#### EXTRACT:

◆ ◆ ◆ ◆

Re: Problems with AI-boxing

From: Jeff Medina (
Date: Fri Aug 26 2005 - 19:57:41 MDT

Michael Wilson wrote, "I'm not sure that this follows. A human trying
to convince another human only has the benefit of whatever
arguments/knowledge/tricks the AI can give them in advance."

Certainly. And you and Eliezer are confident a superintelligent AI
couldn't arm a human with enough arguments, knowledge, and tricks
(nevermind IA, which is of course also a possibility) to convince
another human to let it out of the box?

The indistinguishability refers to the point reiterated by Eliezer:
"Humans cannot reliably estimate what they cannot be convinced of.
[...T]he whole strategy [is] unreliable, too unreliable for
existential risk."

◆ ◆ ◆ ◆

#### EXTRACTED RECORDS:
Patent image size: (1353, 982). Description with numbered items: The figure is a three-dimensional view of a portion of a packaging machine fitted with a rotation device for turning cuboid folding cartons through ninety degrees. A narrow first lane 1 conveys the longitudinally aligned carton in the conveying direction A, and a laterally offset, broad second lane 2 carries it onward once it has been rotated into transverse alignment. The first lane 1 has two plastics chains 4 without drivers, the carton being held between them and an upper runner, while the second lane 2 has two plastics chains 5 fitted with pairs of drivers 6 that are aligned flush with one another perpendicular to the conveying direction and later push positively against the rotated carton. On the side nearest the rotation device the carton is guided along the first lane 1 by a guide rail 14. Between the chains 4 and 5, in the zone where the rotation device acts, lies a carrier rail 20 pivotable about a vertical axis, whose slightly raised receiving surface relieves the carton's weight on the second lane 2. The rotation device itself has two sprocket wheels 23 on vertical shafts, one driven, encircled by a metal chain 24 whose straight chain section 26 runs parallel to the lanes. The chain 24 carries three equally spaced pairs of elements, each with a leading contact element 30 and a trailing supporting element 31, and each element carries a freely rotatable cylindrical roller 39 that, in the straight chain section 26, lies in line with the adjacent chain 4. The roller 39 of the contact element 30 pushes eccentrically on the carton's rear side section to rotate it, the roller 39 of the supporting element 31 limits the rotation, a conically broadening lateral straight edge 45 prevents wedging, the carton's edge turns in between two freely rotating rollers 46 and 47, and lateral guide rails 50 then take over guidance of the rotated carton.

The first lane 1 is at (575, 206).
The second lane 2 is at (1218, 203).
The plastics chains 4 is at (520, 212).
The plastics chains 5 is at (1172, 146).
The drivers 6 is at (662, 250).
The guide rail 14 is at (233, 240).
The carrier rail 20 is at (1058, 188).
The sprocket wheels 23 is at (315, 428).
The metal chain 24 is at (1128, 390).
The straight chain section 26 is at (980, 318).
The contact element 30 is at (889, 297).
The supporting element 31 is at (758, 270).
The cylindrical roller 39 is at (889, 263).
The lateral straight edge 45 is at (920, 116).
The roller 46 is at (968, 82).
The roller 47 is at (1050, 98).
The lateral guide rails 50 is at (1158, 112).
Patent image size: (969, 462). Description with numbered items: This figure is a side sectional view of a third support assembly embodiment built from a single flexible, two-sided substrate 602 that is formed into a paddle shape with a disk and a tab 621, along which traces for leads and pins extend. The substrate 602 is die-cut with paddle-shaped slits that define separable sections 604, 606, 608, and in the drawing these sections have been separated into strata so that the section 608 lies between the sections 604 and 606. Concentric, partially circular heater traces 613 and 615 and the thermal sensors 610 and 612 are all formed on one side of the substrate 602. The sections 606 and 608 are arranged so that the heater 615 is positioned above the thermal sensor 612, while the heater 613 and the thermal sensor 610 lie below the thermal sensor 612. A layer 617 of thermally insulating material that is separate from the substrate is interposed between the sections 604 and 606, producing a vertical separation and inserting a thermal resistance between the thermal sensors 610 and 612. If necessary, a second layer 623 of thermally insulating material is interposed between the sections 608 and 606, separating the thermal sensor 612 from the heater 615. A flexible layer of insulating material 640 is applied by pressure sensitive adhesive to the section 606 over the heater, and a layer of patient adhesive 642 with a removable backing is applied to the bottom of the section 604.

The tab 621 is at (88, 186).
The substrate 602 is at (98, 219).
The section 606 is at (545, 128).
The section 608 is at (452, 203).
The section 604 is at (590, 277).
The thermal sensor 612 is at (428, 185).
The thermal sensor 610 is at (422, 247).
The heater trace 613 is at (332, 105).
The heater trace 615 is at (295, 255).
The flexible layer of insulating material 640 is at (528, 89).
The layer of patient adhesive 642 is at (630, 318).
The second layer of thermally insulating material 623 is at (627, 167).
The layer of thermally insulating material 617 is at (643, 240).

◆ ◆ ◆ ◆

#### WHAT THIS TASK INVOLVES:
Copy out the AI-boxing reply word for word from "Certainly. And you" to "be convinced of.".

#### WRITTEN ANSWER:
Certainly. And you and Eliezer are confident a superintelligent AI
couldn't arm a human with enough arguments, knowledge, and tricks
(nevermind IA, which is of course also a possibility) to convince
another human to let it out of the box?

The indistinguishability refers to the point reiterated by Eliezer:
"Humans cannot reliably estimate what they cannot be convinced of.